What this task involves> Write out each of the following items line for line, leaving the pictures out of your answer.

Records for the task>
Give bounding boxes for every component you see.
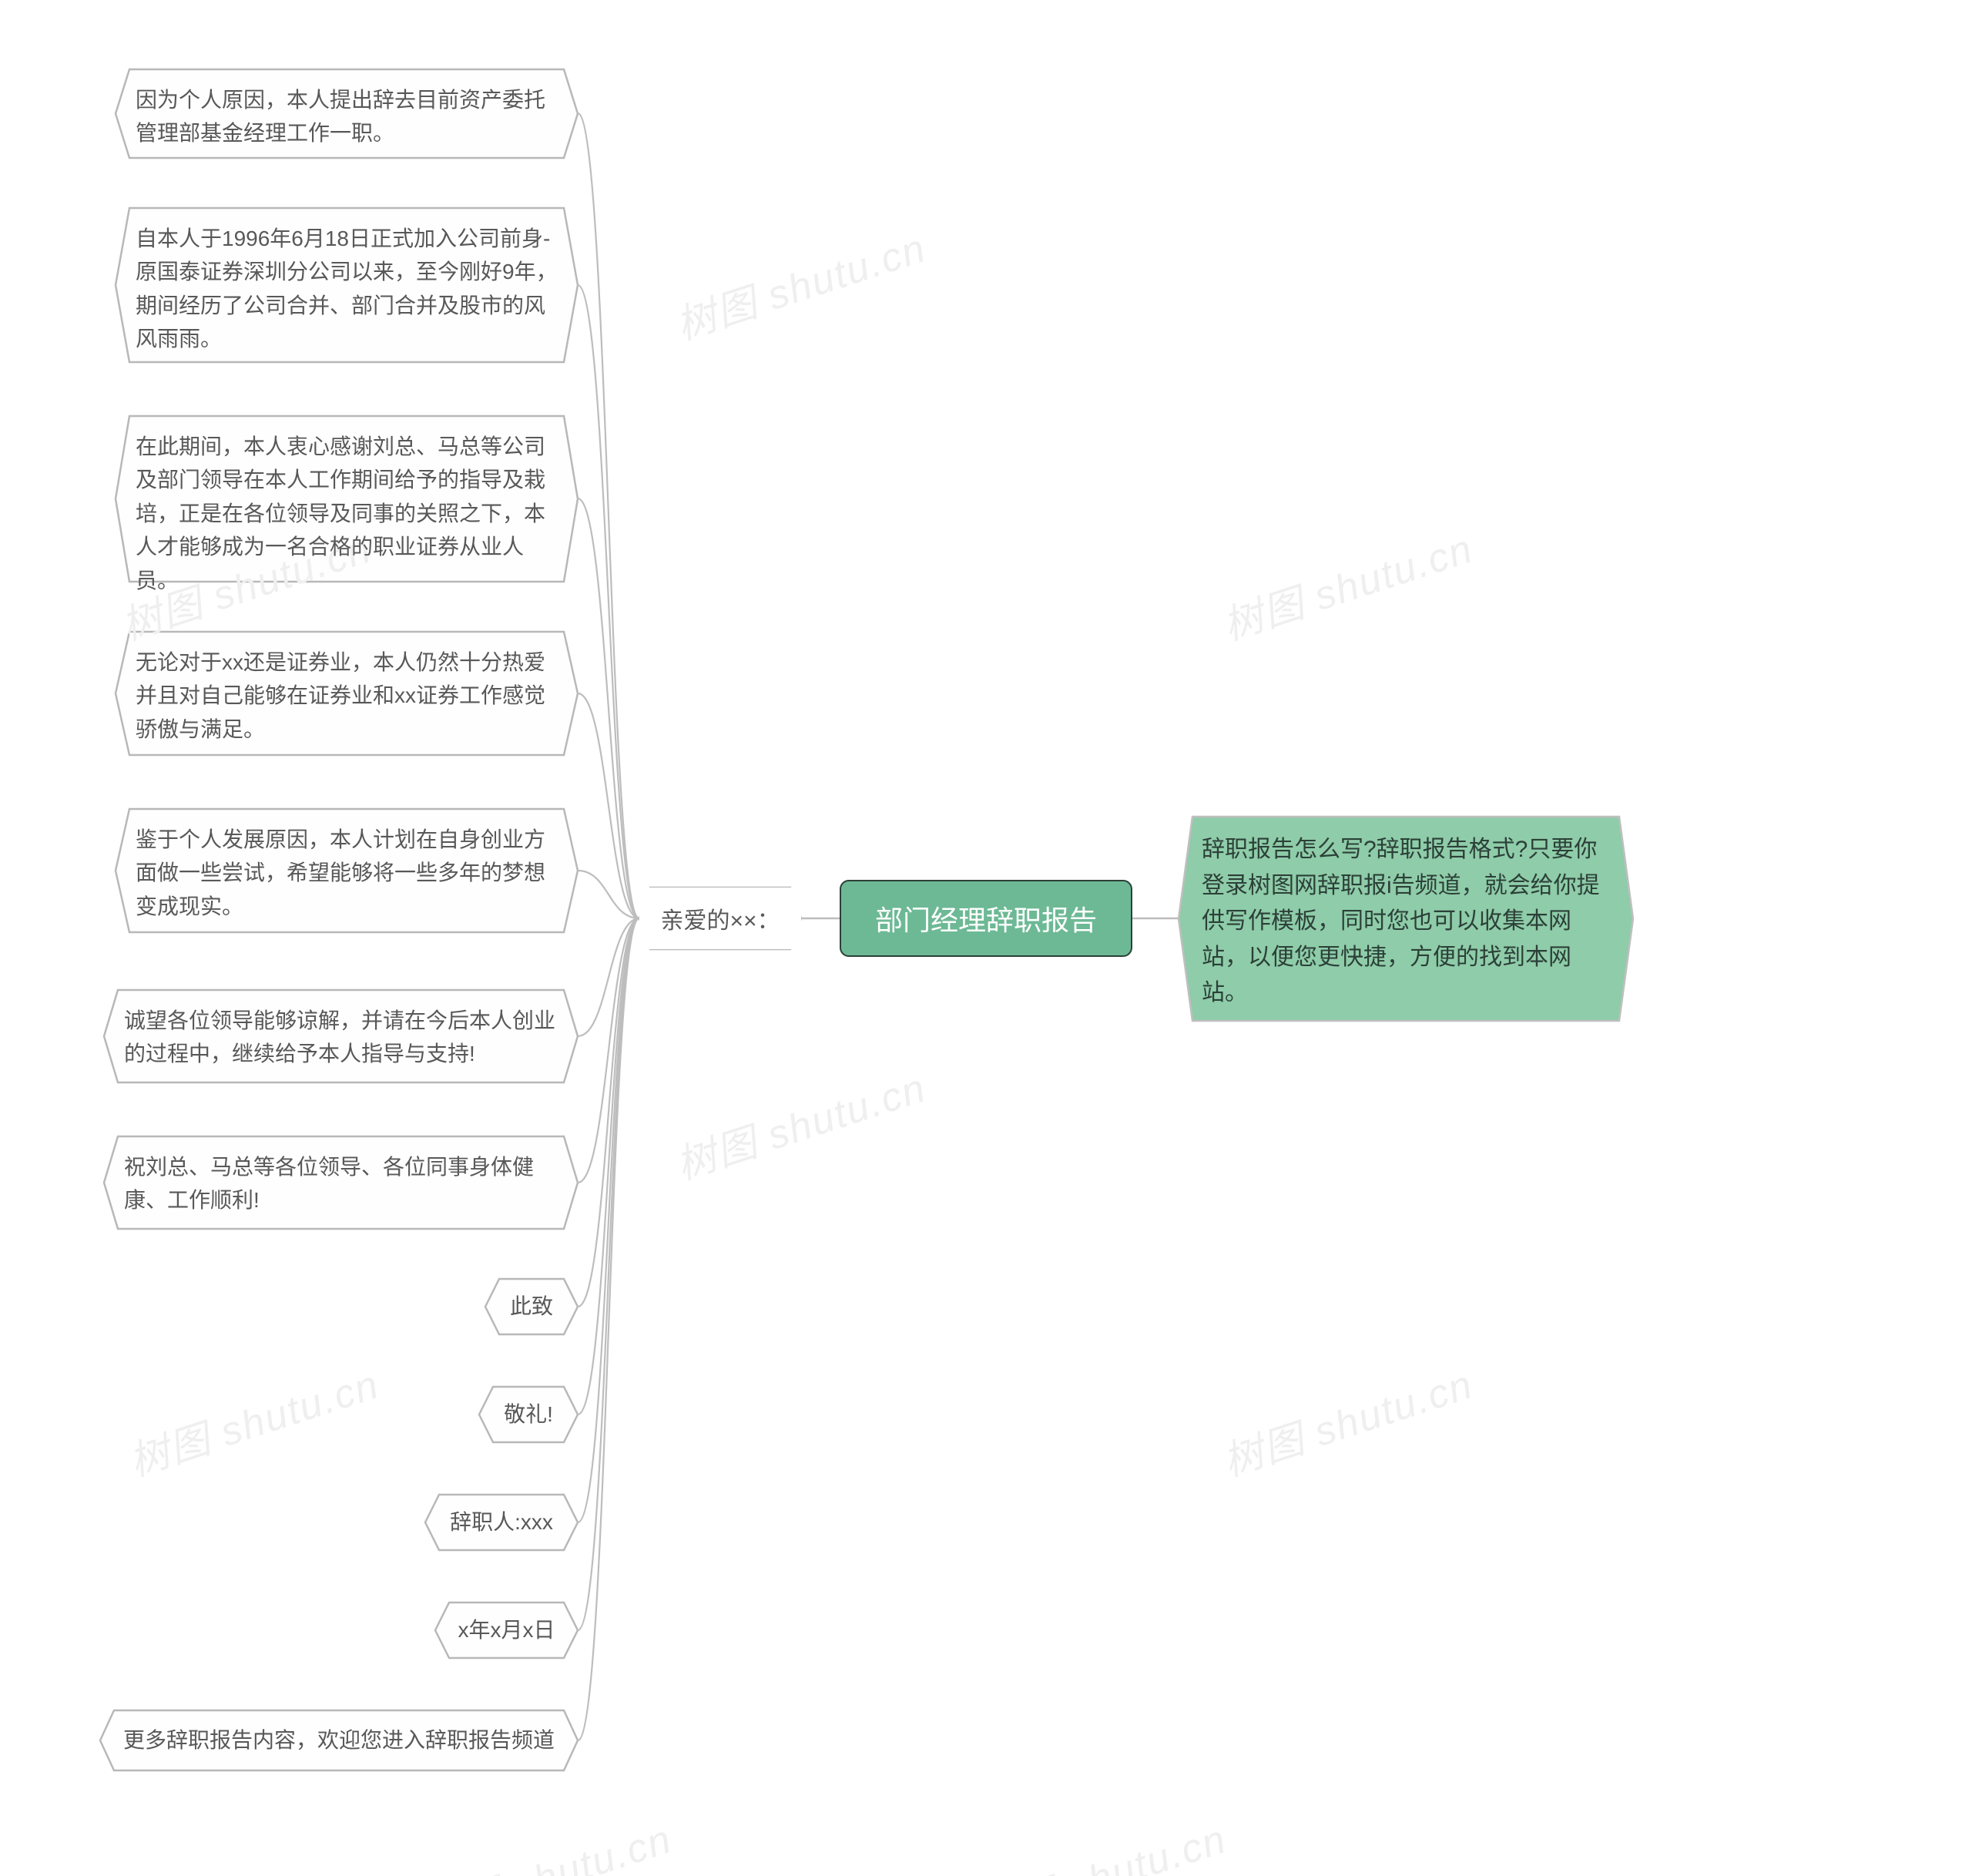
central-node[interactable]: 部门经理辞职报告: [840, 880, 1132, 957]
left-branch-node[interactable]: 亲爱的××：: [639, 888, 801, 949]
leaf-node[interactable]: 更多辞职报告内容，欢迎您进入辞职报告频道: [112, 1720, 565, 1761]
leaf-node[interactable]: 辞职人:xxx: [438, 1504, 565, 1541]
leaf-node[interactable]: 在此期间，本人衷心感谢刘总、马总等公司及部门领导在本人工作期间给予的指导及栽培，…: [136, 430, 558, 597]
leaf-node[interactable]: 无论对于xx还是证券业，本人仍然十分热爱并且对自己能够在证券业和xx证券工作感觉…: [136, 646, 558, 746]
leaf-node[interactable]: 敬礼!: [491, 1396, 565, 1433]
leaf-node[interactable]: x年x月x日: [448, 1612, 565, 1649]
watermark: 树图 shutu.cn: [1215, 516, 1480, 651]
left-branch-label: 亲爱的××：: [660, 901, 780, 935]
leaf-node[interactable]: 诚望各位领导能够谅解，并请在今后本人创业的过程中，继续给予本人指导与支持!: [124, 1004, 558, 1071]
leaf-node[interactable]: 此致: [498, 1288, 565, 1325]
leaf-text: 因为个人原因，本人提出辞去目前资产委托管理部基金经理工作一职。: [136, 88, 545, 145]
leaf-text: 鉴于个人发展原因，本人计划在自身创业方面做一些尝试，希望能够将一些多年的梦想变成…: [136, 827, 545, 918]
leaf-node[interactable]: 鉴于个人发展原因，本人计划在自身创业方面做一些尝试，希望能够将一些多年的梦想变成…: [136, 823, 558, 923]
leaf-text: x年x月x日: [458, 1613, 555, 1646]
right-summary-node[interactable]: 辞职报告怎么写?辞职报告格式?只要你登录树图网辞职报i告频道，就会给你提供写作模…: [1202, 832, 1610, 1005]
leaf-text: 无论对于xx还是证券业，本人仍然十分热爱并且对自己能够在证券业和xx证券工作感觉…: [136, 650, 545, 741]
leaf-node[interactable]: 因为个人原因，本人提出辞去目前资产委托管理部基金经理工作一职。: [136, 83, 558, 150]
watermark: 树图 shutu.cn: [668, 216, 933, 351]
watermark: 树图 shutu.cn: [1215, 1352, 1480, 1487]
leaf-text: 在此期间，本人衷心感谢刘总、马总等公司及部门领导在本人工作期间给予的指导及栽培，…: [136, 435, 545, 592]
leaf-text: 诚望各位领导能够谅解，并请在今后本人创业的过程中，继续给予本人指导与支持!: [124, 1008, 555, 1066]
watermark: 树图 shutu.cn: [668, 1055, 933, 1190]
leaf-text: 更多辞职报告内容，欢迎您进入辞职报告频道: [123, 1723, 555, 1757]
leaf-text: 祝刘总、马总等各位领导、各位同事身体健康、工作顺利!: [124, 1155, 534, 1212]
central-label: 部门经理辞职报告: [875, 898, 1097, 938]
right-summary-text: 辞职报告怎么写?辞职报告格式?只要你登录树图网辞职报i告频道，就会给你提供写作模…: [1202, 837, 1600, 1005]
leaf-text: 此致: [510, 1290, 553, 1323]
leaf-text: 敬礼!: [504, 1398, 553, 1431]
leaf-text: 辞职人:xxx: [450, 1505, 553, 1539]
leaf-node[interactable]: 自本人于1996年6月18日正式加入公司前身-原国泰证券深圳分公司以来，至今刚好…: [136, 222, 558, 356]
leaf-text: 自本人于1996年6月18日正式加入公司前身-原国泰证券深圳分公司以来，至今刚好…: [136, 227, 558, 351]
watermark: 树图 shutu.cn: [414, 1807, 679, 1876]
watermark: 树图 shutu.cn: [121, 1352, 386, 1487]
watermark: 树图 shutu.cn: [968, 1807, 1233, 1876]
mindmap-canvas: 树图 shutu.cn 树图 shutu.cn 树图 shutu.cn 树图 shut…: [0, 0, 1972, 1876]
leaf-node[interactable]: 祝刘总、马总等各位领导、各位同事身体健康、工作顺利!: [124, 1150, 558, 1217]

The result>
Give bounding boxes for every component you see.
central-node[interactable]: 部门经理辞职报告: [840, 880, 1132, 957]
left-branch-node[interactable]: 亲爱的××：: [639, 888, 801, 949]
leaf-node[interactable]: 更多辞职报告内容，欢迎您进入辞职报告频道: [112, 1720, 565, 1761]
leaf-node[interactable]: 辞职人:xxx: [438, 1504, 565, 1541]
leaf-node[interactable]: 在此期间，本人衷心感谢刘总、马总等公司及部门领导在本人工作期间给予的指导及栽培，…: [136, 430, 558, 597]
leaf-node[interactable]: 无论对于xx还是证券业，本人仍然十分热爱并且对自己能够在证券业和xx证券工作感觉…: [136, 646, 558, 746]
leaf-node[interactable]: 敬礼!: [491, 1396, 565, 1433]
leaf-node[interactable]: x年x月x日: [448, 1612, 565, 1649]
watermark: 树图 shutu.cn: [1215, 516, 1480, 651]
left-branch-label: 亲爱的××：: [660, 901, 780, 935]
leaf-node[interactable]: 诚望各位领导能够谅解，并请在今后本人创业的过程中，继续给予本人指导与支持!: [124, 1004, 558, 1071]
leaf-node[interactable]: 此致: [498, 1288, 565, 1325]
leaf-text: 因为个人原因，本人提出辞去目前资产委托管理部基金经理工作一职。: [136, 88, 545, 145]
leaf-text: 鉴于个人发展原因，本人计划在自身创业方面做一些尝试，希望能够将一些多年的梦想变成…: [136, 827, 545, 918]
leaf-node[interactable]: 鉴于个人发展原因，本人计划在自身创业方面做一些尝试，希望能够将一些多年的梦想变成…: [136, 823, 558, 923]
leaf-text: x年x月x日: [458, 1613, 555, 1646]
right-summary-node[interactable]: 辞职报告怎么写?辞职报告格式?只要你登录树图网辞职报i告频道，就会给你提供写作模…: [1202, 832, 1610, 1005]
leaf-text: 无论对于xx还是证券业，本人仍然十分热爱并且对自己能够在证券业和xx证券工作感觉…: [136, 650, 545, 741]
leaf-node[interactable]: 因为个人原因，本人提出辞去目前资产委托管理部基金经理工作一职。: [136, 83, 558, 150]
watermark: 树图 shutu.cn: [668, 216, 933, 351]
watermark: 树图 shutu.cn: [1215, 1352, 1480, 1487]
leaf-text: 在此期间，本人衷心感谢刘总、马总等公司及部门领导在本人工作期间给予的指导及栽培，…: [136, 435, 545, 592]
leaf-text: 诚望各位领导能够谅解，并请在今后本人创业的过程中，继续给予本人指导与支持!: [124, 1008, 555, 1066]
watermark: 树图 shutu.cn: [668, 1055, 933, 1190]
leaf-text: 更多辞职报告内容，欢迎您进入辞职报告频道: [123, 1723, 555, 1757]
leaf-text: 祝刘总、马总等各位领导、各位同事身体健康、工作顺利!: [124, 1155, 534, 1212]
central-label: 部门经理辞职报告: [875, 898, 1097, 938]
right-summary-text: 辞职报告怎么写?辞职报告格式?只要你登录树图网辞职报i告频道，就会给你提供写作模…: [1202, 837, 1600, 1005]
leaf-text: 此致: [510, 1290, 553, 1323]
leaf-text: 敬礼!: [504, 1398, 553, 1431]
leaf-text: 辞职人:xxx: [450, 1505, 553, 1539]
leaf-node[interactable]: 自本人于1996年6月18日正式加入公司前身-原国泰证券深圳分公司以来，至今刚好…: [136, 222, 558, 356]
leaf-text: 自本人于1996年6月18日正式加入公司前身-原国泰证券深圳分公司以来，至今刚好…: [136, 227, 558, 351]
watermark: 树图 shutu.cn: [414, 1807, 679, 1876]
watermark: 树图 shutu.cn: [121, 1352, 386, 1487]
watermark: 树图 shutu.cn: [968, 1807, 1233, 1876]
mindmap-canvas: 树图 shutu.cn 树图 shutu.cn 树图 shutu.cn 树图 shut…: [0, 0, 1972, 1876]
leaf-node[interactable]: 祝刘总、马总等各位领导、各位同事身体健康、工作顺利!: [124, 1150, 558, 1217]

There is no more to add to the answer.